> Written instruction:
Transcribe each of the records below exactly, excluding all pictures.

> Supplied data:
:::

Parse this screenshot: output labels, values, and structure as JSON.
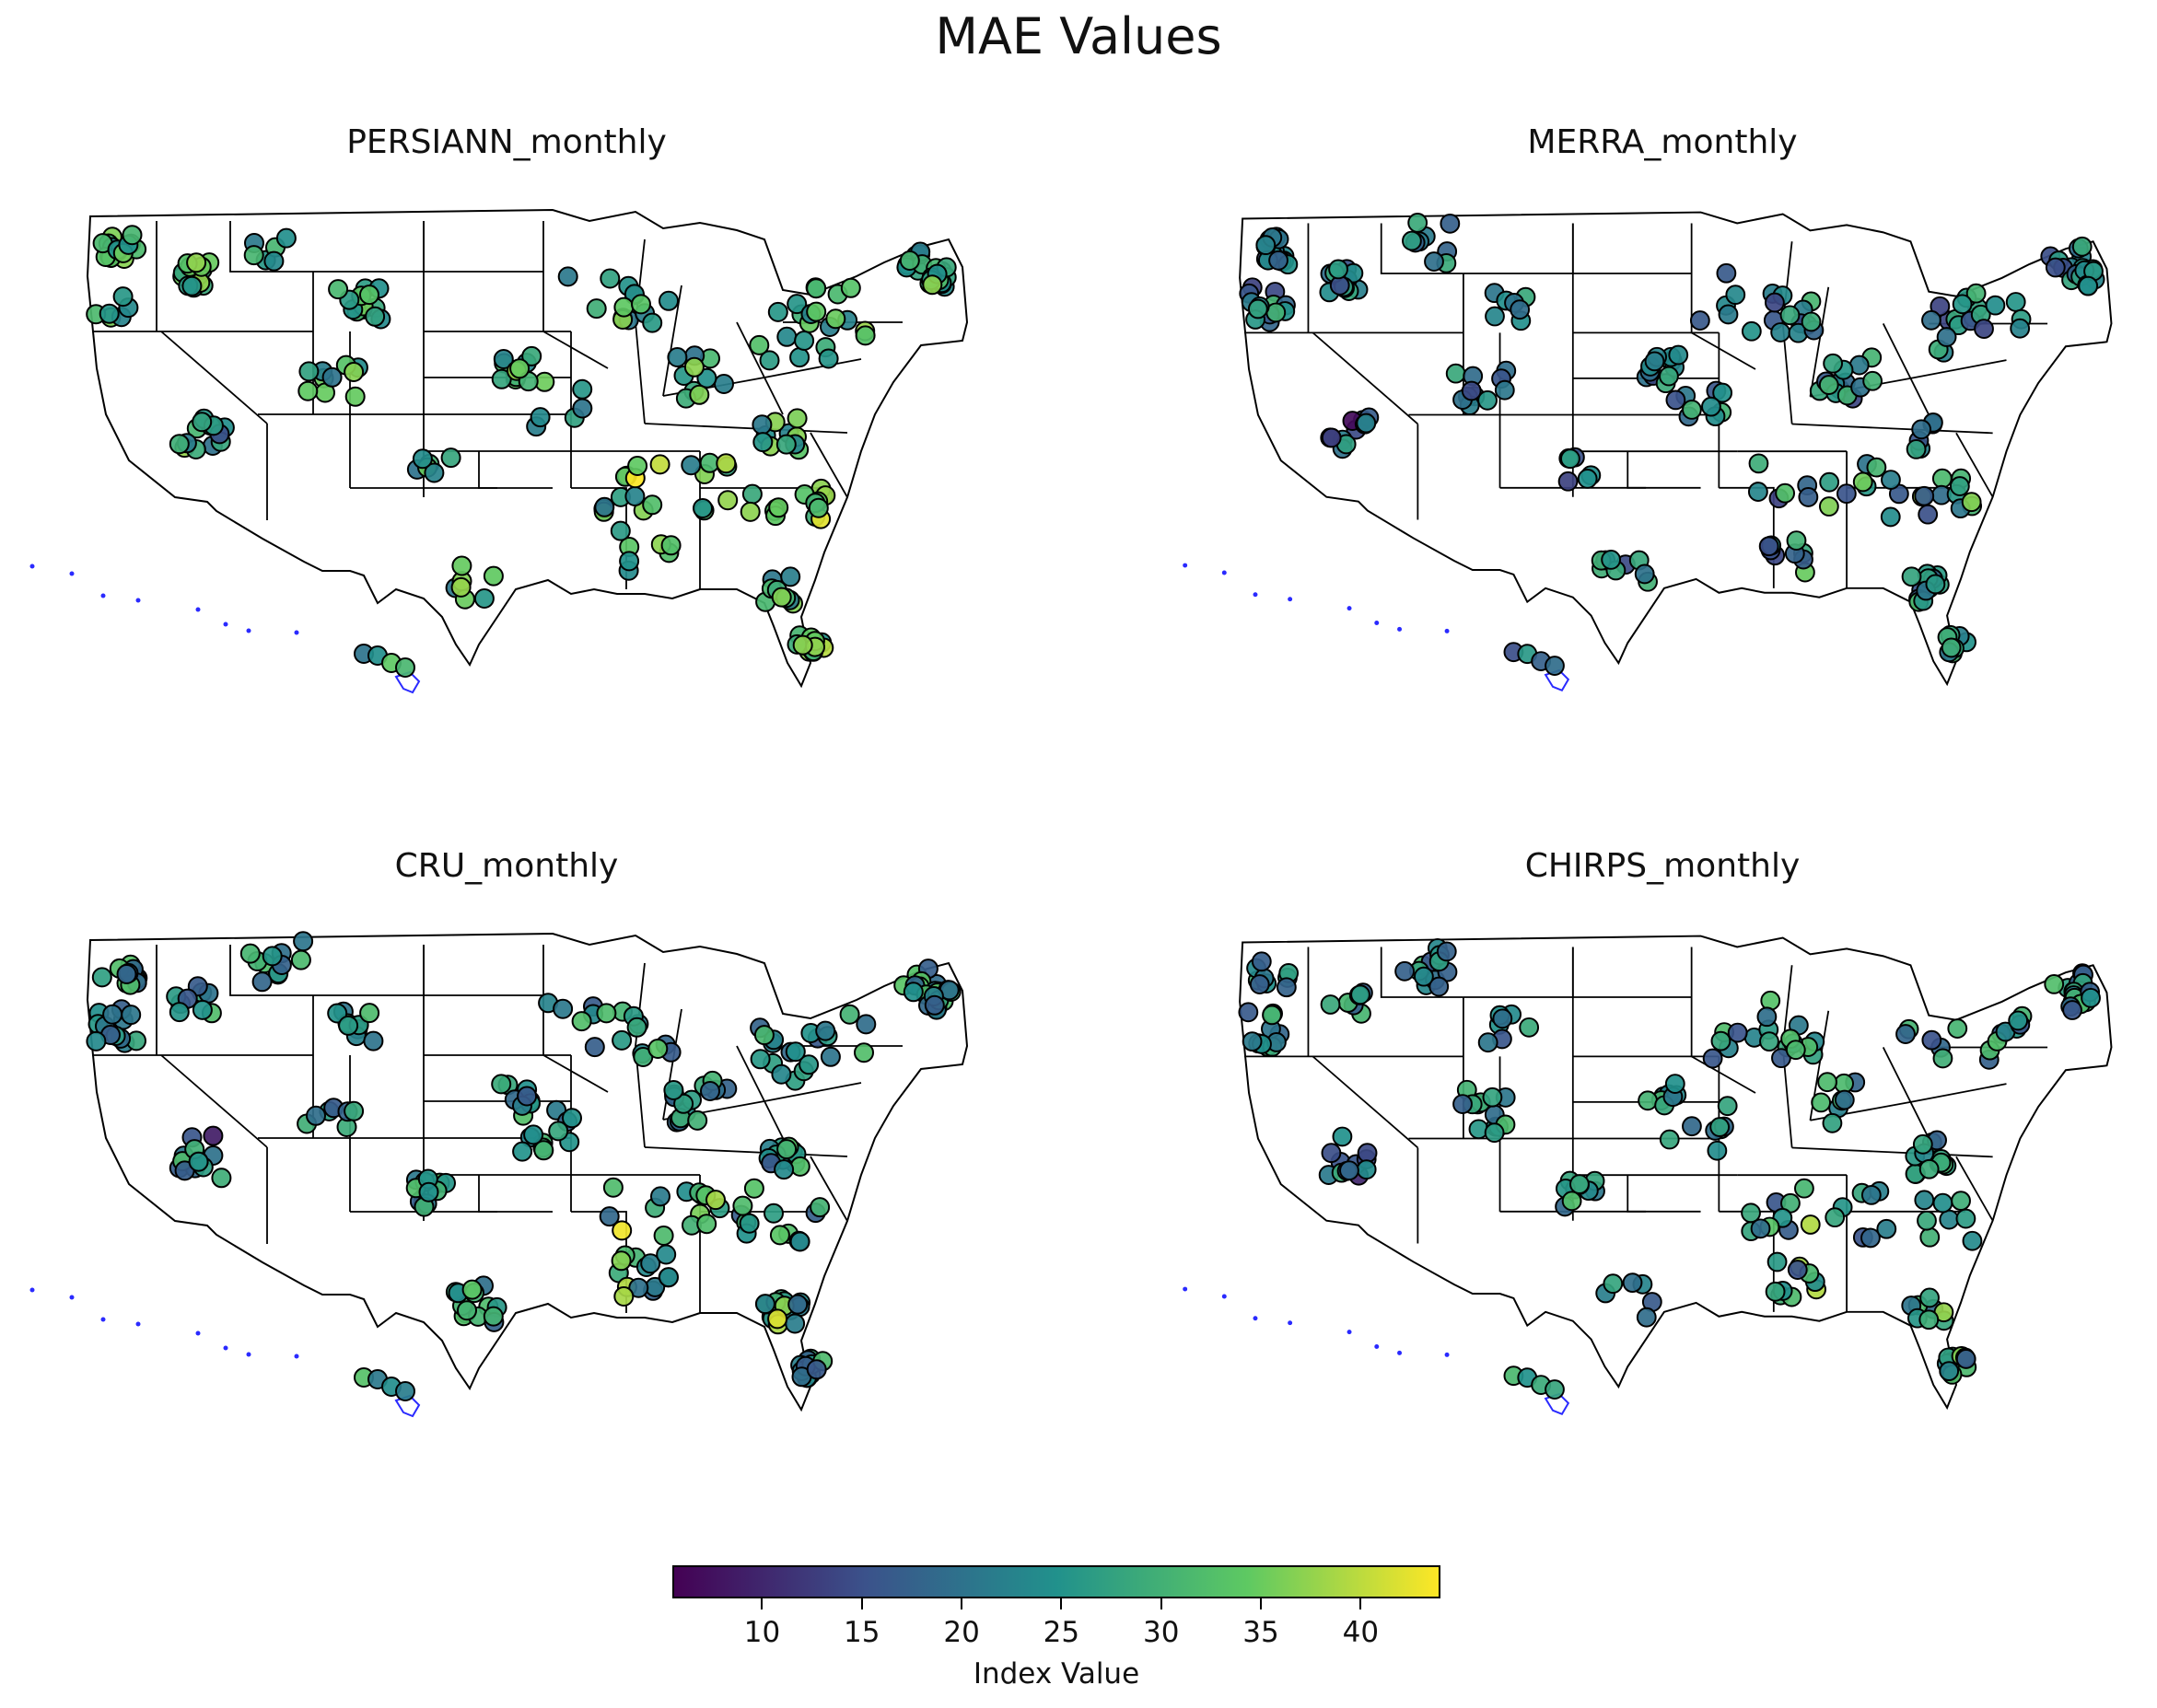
{
  "title": "MAE Values",
  "panels": [
    {
      "id": "persiann",
      "title": "PERSIANN_monthly",
      "seed": 11,
      "bias": 4
    },
    {
      "id": "merra",
      "title": "MERRA_monthly",
      "seed": 23,
      "bias": -3
    },
    {
      "id": "cru",
      "title": "CRU_monthly",
      "seed": 37,
      "bias": 0
    },
    {
      "id": "chirps",
      "title": "CHIRPS_monthly",
      "seed": 51,
      "bias": -1
    }
  ],
  "colorbar": {
    "label": "Index Value",
    "min": 5.5,
    "max": 44,
    "ticks": [
      10,
      15,
      20,
      25,
      30,
      35,
      40
    ],
    "colors": [
      "#440154",
      "#3b528b",
      "#21918c",
      "#5ec962",
      "#fde725"
    ]
  },
  "colors": {
    "hawaii_outline": "#2a2aff",
    "state_lines": "#000000"
  }
}
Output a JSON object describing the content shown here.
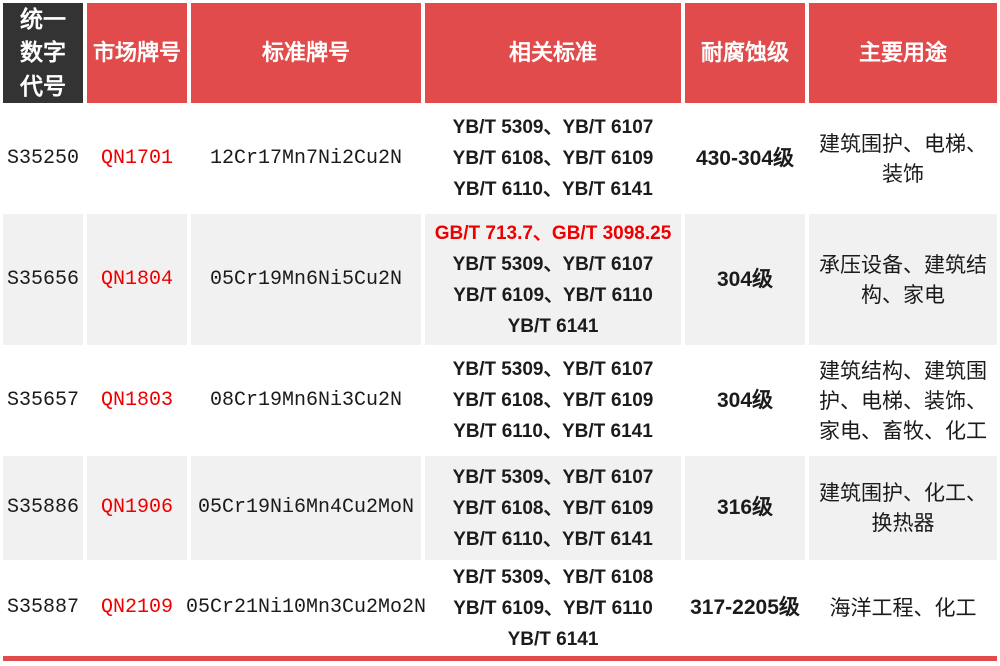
{
  "colors": {
    "header_red": "#E14B4B",
    "header_dark": "#333333",
    "row_alt_gray": "#F1F1F1",
    "accent_red_text": "#EE0000"
  },
  "table": {
    "headers": [
      "统一数字代号",
      "市场牌号",
      "标准牌号",
      "相关标准",
      "耐腐蚀级",
      "主要用途"
    ],
    "rows": [
      {
        "code": "S35250",
        "market_grade": "QN1701",
        "standard_grade": "12Cr17Mn7Ni2Cu2N",
        "standards_lines": [
          "YB/T 5309、YB/T 6107",
          "YB/T 6108、YB/T 6109",
          "YB/T 6110、YB/T 6141"
        ],
        "corrosion_level": "430-304级",
        "uses_lines": [
          "建筑围护、电梯、",
          "装饰"
        ]
      },
      {
        "code": "S35656",
        "market_grade": "QN1804",
        "standard_grade": "05Cr19Mn6Ni5Cu2N",
        "standards_lines": [
          "GB/T 713.7、GB/T 3098.25",
          "YB/T 5309、YB/T 6107",
          "YB/T 6109、YB/T 6110",
          "YB/T 6141"
        ],
        "corrosion_level": "304级",
        "uses_lines": [
          "承压设备、建筑结",
          "构、家电"
        ]
      },
      {
        "code": "S35657",
        "market_grade": "QN1803",
        "standard_grade": "08Cr19Mn6Ni3Cu2N",
        "standards_lines": [
          "YB/T 5309、YB/T 6107",
          "YB/T 6108、YB/T 6109",
          "YB/T 6110、YB/T 6141"
        ],
        "corrosion_level": "304级",
        "uses_lines": [
          "建筑结构、建筑围",
          "护、电梯、装饰、",
          "家电、畜牧、化工"
        ]
      },
      {
        "code": "S35886",
        "market_grade": "QN1906",
        "standard_grade": "05Cr19Ni6Mn4Cu2MoN",
        "standards_lines": [
          "YB/T 5309、YB/T 6107",
          "YB/T 6108、YB/T 6109",
          "YB/T 6110、YB/T 6141"
        ],
        "corrosion_level": "316级",
        "uses_lines": [
          "建筑围护、化工、",
          "换热器"
        ]
      },
      {
        "code": "S35887",
        "market_grade": "QN2109",
        "standard_grade": "05Cr21Ni10Mn3Cu2Mo2N",
        "standards_lines": [
          "YB/T 5309、YB/T 6108",
          "YB/T 6109、YB/T 6110",
          "YB/T 6141"
        ],
        "corrosion_level": "317-2205级",
        "uses_lines": [
          "海洋工程、化工"
        ]
      }
    ]
  }
}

:::

> Problem solution:
Parse this screenshot: output labels, values, and structure as JSON.
{
  "title": "MAE Values",
  "panels": [
    {
      "id": "persiann",
      "title": "PERSIANN_monthly",
      "seed": 11,
      "bias": 4
    },
    {
      "id": "merra",
      "title": "MERRA_monthly",
      "seed": 23,
      "bias": -3
    },
    {
      "id": "cru",
      "title": "CRU_monthly",
      "seed": 37,
      "bias": 0
    },
    {
      "id": "chirps",
      "title": "CHIRPS_monthly",
      "seed": 51,
      "bias": -1
    }
  ],
  "colorbar": {
    "label": "Index Value",
    "min": 5.5,
    "max": 44,
    "ticks": [
      10,
      15,
      20,
      25,
      30,
      35,
      40
    ],
    "colors": [
      "#440154",
      "#3b528b",
      "#21918c",
      "#5ec962",
      "#fde725"
    ]
  },
  "colors": {
    "hawaii_outline": "#2a2aff",
    "state_lines": "#000000"
  }
}
Output a JSON object describing the content shown here.
{
  "colors": {
    "header_red": "#E14B4B",
    "header_dark": "#333333",
    "row_alt_gray": "#F1F1F1",
    "accent_red_text": "#EE0000"
  },
  "table": {
    "headers": [
      "统一数字代号",
      "市场牌号",
      "标准牌号",
      "相关标准",
      "耐腐蚀级",
      "主要用途"
    ],
    "rows": [
      {
        "code": "S35250",
        "market_grade": "QN1701",
        "standard_grade": "12Cr17Mn7Ni2Cu2N",
        "standards_lines": [
          "YB/T 5309、YB/T 6107",
          "YB/T 6108、YB/T 6109",
          "YB/T 6110、YB/T 6141"
        ],
        "corrosion_level": "430-304级",
        "uses_lines": [
          "建筑围护、电梯、",
          "装饰"
        ]
      },
      {
        "code": "S35656",
        "market_grade": "QN1804",
        "standard_grade": "05Cr19Mn6Ni5Cu2N",
        "standards_lines": [
          "GB/T 713.7、GB/T 3098.25",
          "YB/T 5309、YB/T 6107",
          "YB/T 6109、YB/T 6110",
          "YB/T 6141"
        ],
        "corrosion_level": "304级",
        "uses_lines": [
          "承压设备、建筑结",
          "构、家电"
        ]
      },
      {
        "code": "S35657",
        "market_grade": "QN1803",
        "standard_grade": "08Cr19Mn6Ni3Cu2N",
        "standards_lines": [
          "YB/T 5309、YB/T 6107",
          "YB/T 6108、YB/T 6109",
          "YB/T 6110、YB/T 6141"
        ],
        "corrosion_level": "304级",
        "uses_lines": [
          "建筑结构、建筑围",
          "护、电梯、装饰、",
          "家电、畜牧、化工"
        ]
      },
      {
        "code": "S35886",
        "market_grade": "QN1906",
        "standard_grade": "05Cr19Ni6Mn4Cu2MoN",
        "standards_lines": [
          "YB/T 5309、YB/T 6107",
          "YB/T 6108、YB/T 6109",
          "YB/T 6110、YB/T 6141"
        ],
        "corrosion_level": "316级",
        "uses_lines": [
          "建筑围护、化工、",
          "换热器"
        ]
      },
      {
        "code": "S35887",
        "market_grade": "QN2109",
        "standard_grade": "05Cr21Ni10Mn3Cu2Mo2N",
        "standards_lines": [
          "YB/T 5309、YB/T 6108",
          "YB/T 6109、YB/T 6110",
          "YB/T 6141"
        ],
        "corrosion_level": "317-2205级",
        "uses_lines": [
          "海洋工程、化工"
        ]
      }
    ]
  }
}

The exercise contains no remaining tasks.